-- Start of Material --
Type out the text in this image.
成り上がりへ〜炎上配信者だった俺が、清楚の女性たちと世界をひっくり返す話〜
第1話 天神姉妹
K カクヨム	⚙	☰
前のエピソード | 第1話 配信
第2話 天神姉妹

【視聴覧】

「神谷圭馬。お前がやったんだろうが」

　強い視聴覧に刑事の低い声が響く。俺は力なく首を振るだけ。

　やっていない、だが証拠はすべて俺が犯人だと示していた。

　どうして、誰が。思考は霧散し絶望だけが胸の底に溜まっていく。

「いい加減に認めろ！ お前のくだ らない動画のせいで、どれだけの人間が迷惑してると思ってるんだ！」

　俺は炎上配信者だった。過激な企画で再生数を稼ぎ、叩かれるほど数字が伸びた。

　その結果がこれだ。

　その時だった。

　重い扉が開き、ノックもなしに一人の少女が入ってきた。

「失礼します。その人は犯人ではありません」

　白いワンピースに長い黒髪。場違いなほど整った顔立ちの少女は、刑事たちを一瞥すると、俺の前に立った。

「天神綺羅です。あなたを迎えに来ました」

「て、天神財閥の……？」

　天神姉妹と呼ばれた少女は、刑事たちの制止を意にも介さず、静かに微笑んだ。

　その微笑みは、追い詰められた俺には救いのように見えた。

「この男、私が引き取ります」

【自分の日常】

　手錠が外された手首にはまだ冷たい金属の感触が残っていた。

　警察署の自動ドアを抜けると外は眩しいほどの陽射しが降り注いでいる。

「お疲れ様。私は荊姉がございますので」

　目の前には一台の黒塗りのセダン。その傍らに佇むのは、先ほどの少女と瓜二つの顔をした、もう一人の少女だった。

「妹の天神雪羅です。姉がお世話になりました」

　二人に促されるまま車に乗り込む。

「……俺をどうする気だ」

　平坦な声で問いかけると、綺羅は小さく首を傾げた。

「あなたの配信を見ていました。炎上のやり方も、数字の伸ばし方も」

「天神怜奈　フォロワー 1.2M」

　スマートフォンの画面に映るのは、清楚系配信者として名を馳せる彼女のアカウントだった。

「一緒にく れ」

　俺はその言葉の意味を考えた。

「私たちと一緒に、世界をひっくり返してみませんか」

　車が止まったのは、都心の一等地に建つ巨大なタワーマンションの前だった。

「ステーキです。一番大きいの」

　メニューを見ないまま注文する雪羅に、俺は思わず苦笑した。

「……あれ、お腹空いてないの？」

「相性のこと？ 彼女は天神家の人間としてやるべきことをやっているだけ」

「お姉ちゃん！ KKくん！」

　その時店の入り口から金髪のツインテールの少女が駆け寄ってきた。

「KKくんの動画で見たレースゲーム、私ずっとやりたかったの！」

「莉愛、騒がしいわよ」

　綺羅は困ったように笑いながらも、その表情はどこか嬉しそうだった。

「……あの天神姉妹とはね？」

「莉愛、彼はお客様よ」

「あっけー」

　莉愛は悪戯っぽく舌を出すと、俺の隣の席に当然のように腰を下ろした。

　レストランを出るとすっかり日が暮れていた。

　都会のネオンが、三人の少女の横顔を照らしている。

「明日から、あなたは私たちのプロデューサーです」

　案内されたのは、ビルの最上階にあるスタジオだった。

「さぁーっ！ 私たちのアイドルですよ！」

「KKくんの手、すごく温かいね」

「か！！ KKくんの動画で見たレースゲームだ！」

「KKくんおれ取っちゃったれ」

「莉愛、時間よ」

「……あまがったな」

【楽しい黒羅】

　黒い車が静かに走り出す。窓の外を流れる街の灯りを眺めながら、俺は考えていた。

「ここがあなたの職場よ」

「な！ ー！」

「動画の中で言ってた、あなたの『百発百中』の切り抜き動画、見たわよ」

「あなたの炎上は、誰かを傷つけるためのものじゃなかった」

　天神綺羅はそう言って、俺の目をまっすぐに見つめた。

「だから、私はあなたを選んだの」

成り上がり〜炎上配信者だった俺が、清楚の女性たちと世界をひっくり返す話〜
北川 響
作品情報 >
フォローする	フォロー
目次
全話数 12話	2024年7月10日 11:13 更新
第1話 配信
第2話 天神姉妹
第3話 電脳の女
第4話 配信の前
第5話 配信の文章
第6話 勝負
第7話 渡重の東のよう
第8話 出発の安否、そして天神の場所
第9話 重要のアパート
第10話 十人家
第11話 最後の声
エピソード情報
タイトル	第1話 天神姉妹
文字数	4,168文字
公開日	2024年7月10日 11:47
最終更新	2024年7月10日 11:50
-- End of Material --
> _Work required_
Copy out all the entries shown above, character for character.

> _Task output_
Type out the text in this image.
成り上がりへ〜炎上配信者だった俺が、清楚の女性たちと世界をひっくり返す話〜
第1話 天神姉妹
K カクヨム	⚙	☰
前のエピソード | 第1話 配信
第2話 天神姉妹

【視聴覧】

「神谷圭馬。お前がやったんだろうが」

　強い視聴覧に刑事の低い声が響く。俺は力なく首を振るだけ。

　やっていない、だが証拠はすべて俺が犯人だと示していた。

　どうして、誰が。思考は霧散し絶望だけが胸の底に溜まっていく。

「いい加減に認めろ！ お前のくだ らない動画のせいで、どれだけの人間が迷惑してると思ってるんだ！」

　俺は炎上配信者だった。過激な企画で再生数を稼ぎ、叩かれるほど数字が伸びた。

　その結果がこれだ。

　その時だった。

　重い扉が開き、ノックもなしに一人の少女が入ってきた。

「失礼します。その人は犯人ではありません」

　白いワンピースに長い黒髪。場違いなほど整った顔立ちの少女は、刑事たちを一瞥すると、俺の前に立った。

「天神綺羅です。あなたを迎えに来ました」

「て、天神財閥の……？」

　天神姉妹と呼ばれた少女は、刑事たちの制止を意にも介さず、静かに微笑んだ。

　その微笑みは、追い詰められた俺には救いのように見えた。

「この男、私が引き取ります」

【自分の日常】

　手錠が外された手首にはまだ冷たい金属の感触が残っていた。

　警察署の自動ドアを抜けると外は眩しいほどの陽射しが降り注いでいる。

「お疲れ様。私は荊姉がございますので」

　目の前には一台の黒塗りのセダン。その傍らに佇むのは、先ほどの少女と瓜二つの顔をした、もう一人の少女だった。

「妹の天神雪羅です。姉がお世話になりました」

　二人に促されるまま車に乗り込む。

「……俺をどうする気だ」

　平坦な声で問いかけると、綺羅は小さく首を傾げた。

「あなたの配信を見ていました。炎上のやり方も、数字の伸ばし方も」

「天神怜奈　フォロワー 1.2M」

　スマートフォンの画面に映るのは、清楚系配信者として名を馳せる彼女のアカウントだった。

「一緒にく れ」

　俺はその言葉の意味を考えた。

「私たちと一緒に、世界をひっくり返してみませんか」

　車が止まったのは、都心の一等地に建つ巨大なタワーマンションの前だった。

「ステーキです。一番大きいの」

　メニューを見ないまま注文する雪羅に、俺は思わず苦笑した。

「……あれ、お腹空いてないの？」

「相性のこと？ 彼女は天神家の人間としてやるべきことをやっているだけ」

「お姉ちゃん！ KKくん！」

　その時店の入り口から金髪のツインテールの少女が駆け寄ってきた。

「KKくんの動画で見たレースゲーム、私ずっとやりたかったの！」

「莉愛、騒がしいわよ」

　綺羅は困ったように笑いながらも、その表情はどこか嬉しそうだった。

「……あの天神姉妹とはね？」

「莉愛、彼はお客様よ」

「あっけー」

　莉愛は悪戯っぽく舌を出すと、俺の隣の席に当然のように腰を下ろした。

　レストランを出るとすっかり日が暮れていた。

　都会のネオンが、三人の少女の横顔を照らしている。

「明日から、あなたは私たちのプロデューサーです」

　案内されたのは、ビルの最上階にあるスタジオだった。

「さぁーっ！ 私たちのアイドルですよ！」

「KKくんの手、すごく温かいね」

「か！！ KKくんの動画で見たレースゲームだ！」

「KKくんおれ取っちゃったれ」

「莉愛、時間よ」

「……あまがったな」

【楽しい黒羅】

　黒い車が静かに走り出す。窓の外を流れる街の灯りを眺めながら、俺は考えていた。

「ここがあなたの職場よ」

「な！ ー！」

「動画の中で言ってた、あなたの『百発百中』の切り抜き動画、見たわよ」

「あなたの炎上は、誰かを傷つけるためのものじゃなかった」

　天神綺羅はそう言って、俺の目をまっすぐに見つめた。

「だから、私はあなたを選んだの」

成り上がり〜炎上配信者だった俺が、清楚の女性たちと世界をひっくり返す話〜
北川 響
作品情報 >
フォローする	フォロー
目次
全話数 12話	2024年7月10日 11:13 更新
第1話 配信
第2話 天神姉妹
第3話 電脳の女
第4話 配信の前
第5話 配信の文章
第6話 勝負
第7話 渡重の東のよう
第8話 出発の安否、そして天神の場所
第9話 重要のアパート
第10話 十人家
第11話 最後の声
エピソード情報
タイトル	第1話 天神姉妹
文字数	4,168文字
公開日	2024年7月10日 11:47
最終更新	2024年7月10日 11:50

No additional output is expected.